### Problem description
Copy out each line of the material below with no changes.

....

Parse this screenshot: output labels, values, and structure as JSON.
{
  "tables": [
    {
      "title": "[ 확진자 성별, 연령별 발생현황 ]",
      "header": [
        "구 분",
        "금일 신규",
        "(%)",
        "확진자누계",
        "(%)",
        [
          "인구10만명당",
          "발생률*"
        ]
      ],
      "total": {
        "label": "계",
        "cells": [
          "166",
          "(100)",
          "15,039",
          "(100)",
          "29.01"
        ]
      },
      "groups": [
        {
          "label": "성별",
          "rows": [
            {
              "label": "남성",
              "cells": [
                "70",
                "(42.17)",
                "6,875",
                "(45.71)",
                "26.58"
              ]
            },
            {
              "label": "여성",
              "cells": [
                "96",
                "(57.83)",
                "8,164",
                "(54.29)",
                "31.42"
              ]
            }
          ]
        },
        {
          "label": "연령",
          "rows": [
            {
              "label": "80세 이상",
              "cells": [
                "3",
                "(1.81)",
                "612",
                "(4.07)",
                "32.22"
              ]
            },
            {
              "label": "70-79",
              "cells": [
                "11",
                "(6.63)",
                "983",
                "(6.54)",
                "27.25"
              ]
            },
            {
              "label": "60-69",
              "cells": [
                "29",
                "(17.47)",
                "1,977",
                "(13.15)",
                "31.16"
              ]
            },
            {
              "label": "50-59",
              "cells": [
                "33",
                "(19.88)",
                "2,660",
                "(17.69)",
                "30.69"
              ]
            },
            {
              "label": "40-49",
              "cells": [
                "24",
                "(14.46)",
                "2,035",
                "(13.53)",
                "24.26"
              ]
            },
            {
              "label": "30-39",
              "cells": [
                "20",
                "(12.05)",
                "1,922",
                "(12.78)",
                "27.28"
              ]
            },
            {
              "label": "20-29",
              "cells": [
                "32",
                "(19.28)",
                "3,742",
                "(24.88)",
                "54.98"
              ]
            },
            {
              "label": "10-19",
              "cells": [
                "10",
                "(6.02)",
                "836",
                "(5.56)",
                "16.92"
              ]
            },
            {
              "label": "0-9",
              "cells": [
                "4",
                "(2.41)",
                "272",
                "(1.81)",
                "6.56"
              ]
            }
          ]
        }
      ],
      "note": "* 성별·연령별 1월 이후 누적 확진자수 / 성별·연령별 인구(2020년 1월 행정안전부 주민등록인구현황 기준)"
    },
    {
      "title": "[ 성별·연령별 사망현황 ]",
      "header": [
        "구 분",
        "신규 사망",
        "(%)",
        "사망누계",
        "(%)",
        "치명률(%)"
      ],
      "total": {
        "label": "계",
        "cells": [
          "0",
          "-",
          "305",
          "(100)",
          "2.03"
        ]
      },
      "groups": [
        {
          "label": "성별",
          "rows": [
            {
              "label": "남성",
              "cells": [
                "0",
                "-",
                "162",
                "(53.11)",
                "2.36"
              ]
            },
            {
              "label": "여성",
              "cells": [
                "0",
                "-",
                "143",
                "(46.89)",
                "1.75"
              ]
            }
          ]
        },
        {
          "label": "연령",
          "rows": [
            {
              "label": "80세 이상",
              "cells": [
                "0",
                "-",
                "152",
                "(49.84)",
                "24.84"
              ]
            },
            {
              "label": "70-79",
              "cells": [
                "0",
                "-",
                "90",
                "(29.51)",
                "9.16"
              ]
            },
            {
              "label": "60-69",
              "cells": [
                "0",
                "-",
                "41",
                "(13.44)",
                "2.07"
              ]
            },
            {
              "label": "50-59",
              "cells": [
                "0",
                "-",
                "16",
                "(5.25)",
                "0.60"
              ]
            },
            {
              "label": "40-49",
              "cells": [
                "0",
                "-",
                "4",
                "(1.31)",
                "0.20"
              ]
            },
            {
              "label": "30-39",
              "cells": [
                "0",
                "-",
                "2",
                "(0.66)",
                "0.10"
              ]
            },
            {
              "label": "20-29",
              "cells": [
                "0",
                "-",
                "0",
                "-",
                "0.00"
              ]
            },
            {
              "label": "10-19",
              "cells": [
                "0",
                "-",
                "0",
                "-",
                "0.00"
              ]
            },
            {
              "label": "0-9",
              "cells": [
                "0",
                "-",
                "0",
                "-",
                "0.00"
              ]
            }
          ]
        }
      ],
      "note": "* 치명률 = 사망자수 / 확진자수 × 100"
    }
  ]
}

....

### The solution
Parse this screenshot: output labels, values, and structure as JSON.
{
  "tables": [
    {
      "title": "[ 확진자 성별, 연령별 발생현황 ]",
      "header": [
        "구 분",
        "금일 신규",
        "(%)",
        "확진자누계",
        "(%)",
        [
          "인구10만명당",
          "발생률*"
        ]
      ],
      "total": {
        "label": "계",
        "cells": [
          "166",
          "(100)",
          "15,039",
          "(100)",
          "29.01"
        ]
      },
      "groups": [
        {
          "label": "성별",
          "rows": [
            {
              "label": "남성",
              "cells": [
                "70",
                "(42.17)",
                "6,875",
                "(45.71)",
                "26.58"
              ]
            },
            {
              "label": "여성",
              "cells": [
                "96",
                "(57.83)",
                "8,164",
                "(54.29)",
                "31.42"
              ]
            }
          ]
        },
        {
          "label": "연령",
          "rows": [
            {
              "label": "80세 이상",
              "cells": [
                "3",
                "(1.81)",
                "612",
                "(4.07)",
                "32.22"
              ]
            },
            {
              "label": "70-79",
              "cells": [
                "11",
                "(6.63)",
                "983",
                "(6.54)",
                "27.25"
              ]
            },
            {
              "label": "60-69",
              "cells": [
                "29",
                "(17.47)",
                "1,977",
                "(13.15)",
                "31.16"
              ]
            },
            {
              "label": "50-59",
              "cells": [
                "33",
                "(19.88)",
                "2,660",
                "(17.69)",
                "30.69"
              ]
            },
            {
              "label": "40-49",
              "cells": [
                "24",
                "(14.46)",
                "2,035",
                "(13.53)",
                "24.26"
              ]
            },
            {
              "label": "30-39",
              "cells": [
                "20",
                "(12.05)",
                "1,922",
                "(12.78)",
                "27.28"
              ]
            },
            {
              "label": "20-29",
              "cells": [
                "32",
                "(19.28)",
                "3,742",
                "(24.88)",
                "54.98"
              ]
            },
            {
              "label": "10-19",
              "cells": [
                "10",
                "(6.02)",
                "836",
                "(5.56)",
                "16.92"
              ]
            },
            {
              "label": "0-9",
              "cells": [
                "4",
                "(2.41)",
                "272",
                "(1.81)",
                "6.56"
              ]
            }
          ]
        }
      ],
      "note": "* 성별·연령별 1월 이후 누적 확진자수 / 성별·연령별 인구(2020년 1월 행정안전부 주민등록인구현황 기준)"
    },
    {
      "title": "[ 성별·연령별 사망현황 ]",
      "header": [
        "구 분",
        "신규 사망",
        "(%)",
        "사망누계",
        "(%)",
        "치명률(%)"
      ],
      "total": {
        "label": "계",
        "cells": [
          "0",
          "-",
          "305",
          "(100)",
          "2.03"
        ]
      },
      "groups": [
        {
          "label": "성별",
          "rows": [
            {
              "label": "남성",
              "cells": [
                "0",
                "-",
                "162",
                "(53.11)",
                "2.36"
              ]
            },
            {
              "label": "여성",
              "cells": [
                "0",
                "-",
                "143",
                "(46.89)",
                "1.75"
              ]
            }
          ]
        },
        {
          "label": "연령",
          "rows": [
            {
              "label": "80세 이상",
              "cells": [
                "0",
                "-",
                "152",
                "(49.84)",
                "24.84"
              ]
            },
            {
              "label": "70-79",
              "cells": [
                "0",
                "-",
                "90",
                "(29.51)",
                "9.16"
              ]
            },
            {
              "label": "60-69",
              "cells": [
                "0",
                "-",
                "41",
                "(13.44)",
                "2.07"
              ]
            },
            {
              "label": "50-59",
              "cells": [
                "0",
                "-",
                "16",
                "(5.25)",
                "0.60"
              ]
            },
            {
              "label": "40-49",
              "cells": [
                "0",
                "-",
                "4",
                "(1.31)",
                "0.20"
              ]
            },
            {
              "label": "30-39",
              "cells": [
                "0",
                "-",
                "2",
                "(0.66)",
                "0.10"
              ]
            },
            {
              "label": "20-29",
              "cells": [
                "0",
                "-",
                "0",
                "-",
                "0.00"
              ]
            },
            {
              "label": "10-19",
              "cells": [
                "0",
                "-",
                "0",
                "-",
                "0.00"
              ]
            },
            {
              "label": "0-9",
              "cells": [
                "0",
                "-",
                "0",
                "-",
                "0.00"
              ]
            }
          ]
        }
      ],
      "note": "* 치명률 = 사망자수 / 확진자수 × 100"
    }
  ]
}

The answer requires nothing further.